### Job
Can you restate the records below word for word?

### Given records
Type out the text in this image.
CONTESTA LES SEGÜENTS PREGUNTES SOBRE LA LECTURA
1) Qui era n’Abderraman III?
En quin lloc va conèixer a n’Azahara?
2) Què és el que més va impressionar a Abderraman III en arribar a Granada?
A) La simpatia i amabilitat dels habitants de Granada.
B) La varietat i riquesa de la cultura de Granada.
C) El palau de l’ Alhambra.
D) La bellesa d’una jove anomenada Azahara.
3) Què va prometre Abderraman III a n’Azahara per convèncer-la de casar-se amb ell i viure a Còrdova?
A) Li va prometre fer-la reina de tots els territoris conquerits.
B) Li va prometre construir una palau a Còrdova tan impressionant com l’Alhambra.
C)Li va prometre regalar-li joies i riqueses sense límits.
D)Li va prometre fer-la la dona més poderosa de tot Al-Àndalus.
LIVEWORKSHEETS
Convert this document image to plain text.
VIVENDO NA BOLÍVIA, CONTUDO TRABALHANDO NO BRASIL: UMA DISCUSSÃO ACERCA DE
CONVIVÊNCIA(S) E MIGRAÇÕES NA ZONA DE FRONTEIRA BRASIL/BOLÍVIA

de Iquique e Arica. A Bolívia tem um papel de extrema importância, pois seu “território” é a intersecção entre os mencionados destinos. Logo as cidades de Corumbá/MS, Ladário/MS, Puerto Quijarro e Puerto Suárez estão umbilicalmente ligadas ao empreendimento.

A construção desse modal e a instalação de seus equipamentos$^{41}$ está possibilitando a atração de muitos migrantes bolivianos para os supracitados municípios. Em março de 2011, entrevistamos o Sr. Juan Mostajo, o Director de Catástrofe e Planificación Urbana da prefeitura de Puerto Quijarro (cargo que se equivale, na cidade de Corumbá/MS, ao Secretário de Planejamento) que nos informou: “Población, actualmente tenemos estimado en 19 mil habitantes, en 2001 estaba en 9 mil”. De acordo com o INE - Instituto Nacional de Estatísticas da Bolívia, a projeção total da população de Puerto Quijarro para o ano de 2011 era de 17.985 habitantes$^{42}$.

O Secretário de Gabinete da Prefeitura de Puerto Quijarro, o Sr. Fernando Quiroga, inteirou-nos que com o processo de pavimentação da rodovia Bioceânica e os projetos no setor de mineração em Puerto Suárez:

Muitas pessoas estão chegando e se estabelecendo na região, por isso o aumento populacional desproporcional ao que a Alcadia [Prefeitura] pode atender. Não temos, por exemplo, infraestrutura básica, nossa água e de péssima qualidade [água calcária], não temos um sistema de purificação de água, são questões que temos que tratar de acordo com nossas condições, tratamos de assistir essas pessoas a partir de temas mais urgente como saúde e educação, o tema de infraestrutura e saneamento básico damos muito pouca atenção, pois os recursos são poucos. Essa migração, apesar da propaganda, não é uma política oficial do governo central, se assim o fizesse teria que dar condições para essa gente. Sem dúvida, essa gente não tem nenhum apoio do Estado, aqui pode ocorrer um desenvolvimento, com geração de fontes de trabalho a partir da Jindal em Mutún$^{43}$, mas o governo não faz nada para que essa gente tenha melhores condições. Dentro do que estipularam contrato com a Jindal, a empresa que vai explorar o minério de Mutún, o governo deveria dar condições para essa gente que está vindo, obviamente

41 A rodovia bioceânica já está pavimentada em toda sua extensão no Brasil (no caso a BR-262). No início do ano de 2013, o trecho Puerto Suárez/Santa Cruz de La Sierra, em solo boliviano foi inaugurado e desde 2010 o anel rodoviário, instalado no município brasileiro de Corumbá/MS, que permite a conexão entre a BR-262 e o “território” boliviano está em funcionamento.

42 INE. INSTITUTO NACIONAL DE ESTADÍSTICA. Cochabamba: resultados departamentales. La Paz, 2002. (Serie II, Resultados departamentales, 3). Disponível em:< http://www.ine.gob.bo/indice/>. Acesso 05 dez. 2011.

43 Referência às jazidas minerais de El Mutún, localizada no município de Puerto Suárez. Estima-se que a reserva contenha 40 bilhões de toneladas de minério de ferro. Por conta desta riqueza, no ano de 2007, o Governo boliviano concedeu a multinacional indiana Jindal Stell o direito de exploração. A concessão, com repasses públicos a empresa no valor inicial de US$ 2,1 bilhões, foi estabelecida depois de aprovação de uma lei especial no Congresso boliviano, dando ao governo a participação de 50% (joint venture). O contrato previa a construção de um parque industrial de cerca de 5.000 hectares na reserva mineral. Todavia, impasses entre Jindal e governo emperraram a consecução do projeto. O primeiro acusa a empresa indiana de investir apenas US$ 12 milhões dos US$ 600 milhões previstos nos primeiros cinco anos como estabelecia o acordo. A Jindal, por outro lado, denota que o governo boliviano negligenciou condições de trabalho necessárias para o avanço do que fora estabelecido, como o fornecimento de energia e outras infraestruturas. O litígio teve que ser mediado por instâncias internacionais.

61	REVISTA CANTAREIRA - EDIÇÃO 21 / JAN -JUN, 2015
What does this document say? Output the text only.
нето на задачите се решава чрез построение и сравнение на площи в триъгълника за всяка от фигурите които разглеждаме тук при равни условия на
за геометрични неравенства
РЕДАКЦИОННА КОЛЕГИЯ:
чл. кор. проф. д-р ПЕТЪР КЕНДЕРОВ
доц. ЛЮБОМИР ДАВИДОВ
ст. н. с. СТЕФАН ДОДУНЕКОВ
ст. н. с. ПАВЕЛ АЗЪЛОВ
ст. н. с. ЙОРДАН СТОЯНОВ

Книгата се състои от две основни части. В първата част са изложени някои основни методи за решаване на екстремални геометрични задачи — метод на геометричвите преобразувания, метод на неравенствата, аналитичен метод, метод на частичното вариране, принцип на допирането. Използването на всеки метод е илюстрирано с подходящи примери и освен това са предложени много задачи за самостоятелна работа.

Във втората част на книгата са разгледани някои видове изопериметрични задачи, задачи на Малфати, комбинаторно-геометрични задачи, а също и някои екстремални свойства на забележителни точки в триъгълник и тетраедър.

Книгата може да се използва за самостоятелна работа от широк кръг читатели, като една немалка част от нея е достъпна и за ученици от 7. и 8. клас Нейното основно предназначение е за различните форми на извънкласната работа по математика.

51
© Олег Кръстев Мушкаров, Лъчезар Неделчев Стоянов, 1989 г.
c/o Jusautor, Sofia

### Written solution
Type out the text in this image.
CONTESTA LES SEGÜENTS PREGUNTES SOBRE LA LECTURA
1) Qui era n’Abderraman III?
En quin lloc va conèixer a n’Azahara?
2) Què és el que més va impressionar a Abderraman III en arribar a Granada?
A) La simpatia i amabilitat dels habitants de Granada.
B) La varietat i riquesa de la cultura de Granada.
C) El palau de l’ Alhambra.
D) La bellesa d’una jove anomenada Azahara.
3) Què va prometre Abderraman III a n’Azahara per convèncer-la de casar-se amb ell i viure a Còrdova?
A) Li va prometre fer-la reina de tots els territoris conquerits.
B) Li va prometre construir una palau a Còrdova tan impressionant com l’Alhambra.
C)Li va prometre regalar-li joies i riqueses sense límits.
D)Li va prometre fer-la la dona més poderosa de tot Al-Àndalus.
LIVEWORKSHEETS
Convert this document image to plain text.
VIVENDO NA BOLÍVIA, CONTUDO TRABALHANDO NO BRASIL: UMA DISCUSSÃO ACERCA DE
CONVIVÊNCIA(S) E MIGRAÇÕES NA ZONA DE FRONTEIRA BRASIL/BOLÍVIA

de Iquique e Arica. A Bolívia tem um papel de extrema importância, pois seu “território” é a intersecção entre os mencionados destinos. Logo as cidades de Corumbá/MS, Ladário/MS, Puerto Quijarro e Puerto Suárez estão umbilicalmente ligadas ao empreendimento.

A construção desse modal e a instalação de seus equipamentos$^{41}$ está possibilitando a atração de muitos migrantes bolivianos para os supracitados municípios. Em março de 2011, entrevistamos o Sr. Juan Mostajo, o Director de Catástrofe e Planificación Urbana da prefeitura de Puerto Quijarro (cargo que se equivale, na cidade de Corumbá/MS, ao Secretário de Planejamento) que nos informou: “Población, actualmente tenemos estimado en 19 mil habitantes, en 2001 estaba en 9 mil”. De acordo com o INE - Instituto Nacional de Estatísticas da Bolívia, a projeção total da população de Puerto Quijarro para o ano de 2011 era de 17.985 habitantes$^{42}$.

O Secretário de Gabinete da Prefeitura de Puerto Quijarro, o Sr. Fernando Quiroga, inteirou-nos que com o processo de pavimentação da rodovia Bioceânica e os projetos no setor de mineração em Puerto Suárez:

Muitas pessoas estão chegando e se estabelecendo na região, por isso o aumento populacional desproporcional ao que a Alcadia [Prefeitura] pode atender. Não temos, por exemplo, infraestrutura básica, nossa água e de péssima qualidade [água calcária], não temos um sistema de purificação de água, são questões que temos que tratar de acordo com nossas condições, tratamos de assistir essas pessoas a partir de temas mais urgente como saúde e educação, o tema de infraestrutura e saneamento básico damos muito pouca atenção, pois os recursos são poucos. Essa migração, apesar da propaganda, não é uma política oficial do governo central, se assim o fizesse teria que dar condições para essa gente. Sem dúvida, essa gente não tem nenhum apoio do Estado, aqui pode ocorrer um desenvolvimento, com geração de fontes de trabalho a partir da Jindal em Mutún$^{43}$, mas o governo não faz nada para que essa gente tenha melhores condições. Dentro do que estipularam contrato com a Jindal, a empresa que vai explorar o minério de Mutún, o governo deveria dar condições para essa gente que está vindo, obviamente

41 A rodovia bioceânica já está pavimentada em toda sua extensão no Brasil (no caso a BR-262). No início do ano de 2013, o trecho Puerto Suárez/Santa Cruz de La Sierra, em solo boliviano foi inaugurado e desde 2010 o anel rodoviário, instalado no município brasileiro de Corumbá/MS, que permite a conexão entre a BR-262 e o “território” boliviano está em funcionamento.

42 INE. INSTITUTO NACIONAL DE ESTADÍSTICA. Cochabamba: resultados departamentales. La Paz, 2002. (Serie II, Resultados departamentales, 3). Disponível em:< http://www.ine.gob.bo/indice/>. Acesso 05 dez. 2011.

43 Referência às jazidas minerais de El Mutún, localizada no município de Puerto Suárez. Estima-se que a reserva contenha 40 bilhões de toneladas de minério de ferro. Por conta desta riqueza, no ano de 2007, o Governo boliviano concedeu a multinacional indiana Jindal Stell o direito de exploração. A concessão, com repasses públicos a empresa no valor inicial de US$ 2,1 bilhões, foi estabelecida depois de aprovação de uma lei especial no Congresso boliviano, dando ao governo a participação de 50% (joint venture). O contrato previa a construção de um parque industrial de cerca de 5.000 hectares na reserva mineral. Todavia, impasses entre Jindal e governo emperraram a consecução do projeto. O primeiro acusa a empresa indiana de investir apenas US$ 12 milhões dos US$ 600 milhões previstos nos primeiros cinco anos como estabelecia o acordo. A Jindal, por outro lado, denota que o governo boliviano negligenciou condições de trabalho necessárias para o avanço do que fora estabelecido, como o fornecimento de energia e outras infraestruturas. O litígio teve que ser mediado por instâncias internacionais.

61	REVISTA CANTAREIRA - EDIÇÃO 21 / JAN -JUN, 2015
What does this document say? Output the text only.
нето на задачите се решава чрез построение и сравнение на площи в триъгълника за всяка от фигурите които разглеждаме тук при равни условия на
за геометрични неравенства
РЕДАКЦИОННА КОЛЕГИЯ:
чл. кор. проф. д-р ПЕТЪР КЕНДЕРОВ
доц. ЛЮБОМИР ДАВИДОВ
ст. н. с. СТЕФАН ДОДУНЕКОВ
ст. н. с. ПАВЕЛ АЗЪЛОВ
ст. н. с. ЙОРДАН СТОЯНОВ

Книгата се състои от две основни части. В първата част са изложени някои основни методи за решаване на екстремални геометрични задачи — метод на геометричвите преобразувания, метод на неравенствата, аналитичен метод, метод на частичното вариране, принцип на допирането. Използването на всеки метод е илюстрирано с подходящи примери и освен това са предложени много задачи за самостоятелна работа.

Във втората част на книгата са разгледани някои видове изопериметрични задачи, задачи на Малфати, комбинаторно-геометрични задачи, а също и някои екстремални свойства на забележителни точки в триъгълник и тетраедър.

Книгата може да се използва за самостоятелна работа от широк кръг читатели, като една немалка част от нея е достъпна и за ученици от 7. и 8. клас Нейното основно предназначение е за различните форми на извънкласната работа по математика.

51
© Олег Кръстев Мушкаров, Лъчезар Неделчев Стоянов, 1989 г.
c/o Jusautor, Sofia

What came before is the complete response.